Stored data
[start]

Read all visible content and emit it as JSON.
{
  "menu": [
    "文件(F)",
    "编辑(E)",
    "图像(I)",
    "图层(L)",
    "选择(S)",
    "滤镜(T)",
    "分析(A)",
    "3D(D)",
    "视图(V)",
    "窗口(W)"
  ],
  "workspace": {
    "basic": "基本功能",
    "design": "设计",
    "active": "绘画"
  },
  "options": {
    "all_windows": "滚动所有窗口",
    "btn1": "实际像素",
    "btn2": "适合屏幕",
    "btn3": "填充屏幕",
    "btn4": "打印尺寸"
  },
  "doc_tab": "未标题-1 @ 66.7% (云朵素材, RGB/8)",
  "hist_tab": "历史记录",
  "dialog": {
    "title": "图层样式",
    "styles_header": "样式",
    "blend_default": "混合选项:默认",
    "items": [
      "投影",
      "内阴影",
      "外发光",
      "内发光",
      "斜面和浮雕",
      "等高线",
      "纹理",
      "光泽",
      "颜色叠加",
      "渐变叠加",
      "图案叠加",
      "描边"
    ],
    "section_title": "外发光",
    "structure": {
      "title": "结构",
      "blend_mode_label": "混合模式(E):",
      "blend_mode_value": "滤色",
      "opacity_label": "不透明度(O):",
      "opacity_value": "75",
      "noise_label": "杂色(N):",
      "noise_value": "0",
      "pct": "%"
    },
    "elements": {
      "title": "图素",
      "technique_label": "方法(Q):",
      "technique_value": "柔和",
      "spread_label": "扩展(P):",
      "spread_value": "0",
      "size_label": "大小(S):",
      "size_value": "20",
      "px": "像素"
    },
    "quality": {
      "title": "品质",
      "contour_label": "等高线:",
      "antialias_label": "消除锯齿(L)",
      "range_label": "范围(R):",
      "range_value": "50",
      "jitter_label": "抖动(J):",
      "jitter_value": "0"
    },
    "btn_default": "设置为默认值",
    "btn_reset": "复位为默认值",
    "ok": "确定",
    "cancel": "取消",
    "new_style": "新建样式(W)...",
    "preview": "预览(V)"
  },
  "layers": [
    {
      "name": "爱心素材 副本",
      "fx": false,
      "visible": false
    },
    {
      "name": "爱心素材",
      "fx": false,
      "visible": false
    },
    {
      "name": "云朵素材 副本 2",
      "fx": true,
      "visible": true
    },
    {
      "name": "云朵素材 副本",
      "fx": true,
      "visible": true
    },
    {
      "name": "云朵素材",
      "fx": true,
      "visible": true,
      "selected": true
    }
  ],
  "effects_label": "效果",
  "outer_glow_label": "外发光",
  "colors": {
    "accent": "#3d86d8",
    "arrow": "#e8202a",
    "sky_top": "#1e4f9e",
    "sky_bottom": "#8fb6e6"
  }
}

[end]

● **WORK TO BE COMPLETED**:
Every entry should be output exactly as written, please.

● **FULL SOLUTION**:
Read all visible content and emit it as JSON.
{
  "menu": [
    "文件(F)",
    "编辑(E)",
    "图像(I)",
    "图层(L)",
    "选择(S)",
    "滤镜(T)",
    "分析(A)",
    "3D(D)",
    "视图(V)",
    "窗口(W)"
  ],
  "workspace": {
    "basic": "基本功能",
    "design": "设计",
    "active": "绘画"
  },
  "options": {
    "all_windows": "滚动所有窗口",
    "btn1": "实际像素",
    "btn2": "适合屏幕",
    "btn3": "填充屏幕",
    "btn4": "打印尺寸"
  },
  "doc_tab": "未标题-1 @ 66.7% (云朵素材, RGB/8)",
  "hist_tab": "历史记录",
  "dialog": {
    "title": "图层样式",
    "styles_header": "样式",
    "blend_default": "混合选项:默认",
    "items": [
      "投影",
      "内阴影",
      "外发光",
      "内发光",
      "斜面和浮雕",
      "等高线",
      "纹理",
      "光泽",
      "颜色叠加",
      "渐变叠加",
      "图案叠加",
      "描边"
    ],
    "section_title": "外发光",
    "structure": {
      "title": "结构",
      "blend_mode_label": "混合模式(E):",
      "blend_mode_value": "滤色",
      "opacity_label": "不透明度(O):",
      "opacity_value": "75",
      "noise_label": "杂色(N):",
      "noise_value": "0",
      "pct": "%"
    },
    "elements": {
      "title": "图素",
      "technique_label": "方法(Q):",
      "technique_value": "柔和",
      "spread_label": "扩展(P):",
      "spread_value": "0",
      "size_label": "大小(S):",
      "size_value": "20",
      "px": "像素"
    },
    "quality": {
      "title": "品质",
      "contour_label": "等高线:",
      "antialias_label": "消除锯齿(L)",
      "range_label": "范围(R):",
      "range_value": "50",
      "jitter_label": "抖动(J):",
      "jitter_value": "0"
    },
    "btn_default": "设置为默认值",
    "btn_reset": "复位为默认值",
    "ok": "确定",
    "cancel": "取消",
    "new_style": "新建样式(W)...",
    "preview": "预览(V)"
  },
  "layers": [
    {
      "name": "爱心素材 副本",
      "fx": false,
      "visible": false
    },
    {
      "name": "爱心素材",
      "fx": false,
      "visible": false
    },
    {
      "name": "云朵素材 副本 2",
      "fx": true,
      "visible": true
    },
    {
      "name": "云朵素材 副本",
      "fx": true,
      "visible": true
    },
    {
      "name": "云朵素材",
      "fx": true,
      "visible": true,
      "selected": true
    }
  ],
  "effects_label": "效果",
  "outer_glow_label": "外发光",
  "colors": {
    "accent": "#3d86d8",
    "arrow": "#e8202a",
    "sky_top": "#1e4f9e",
    "sky_bottom": "#8fb6e6"
  }
}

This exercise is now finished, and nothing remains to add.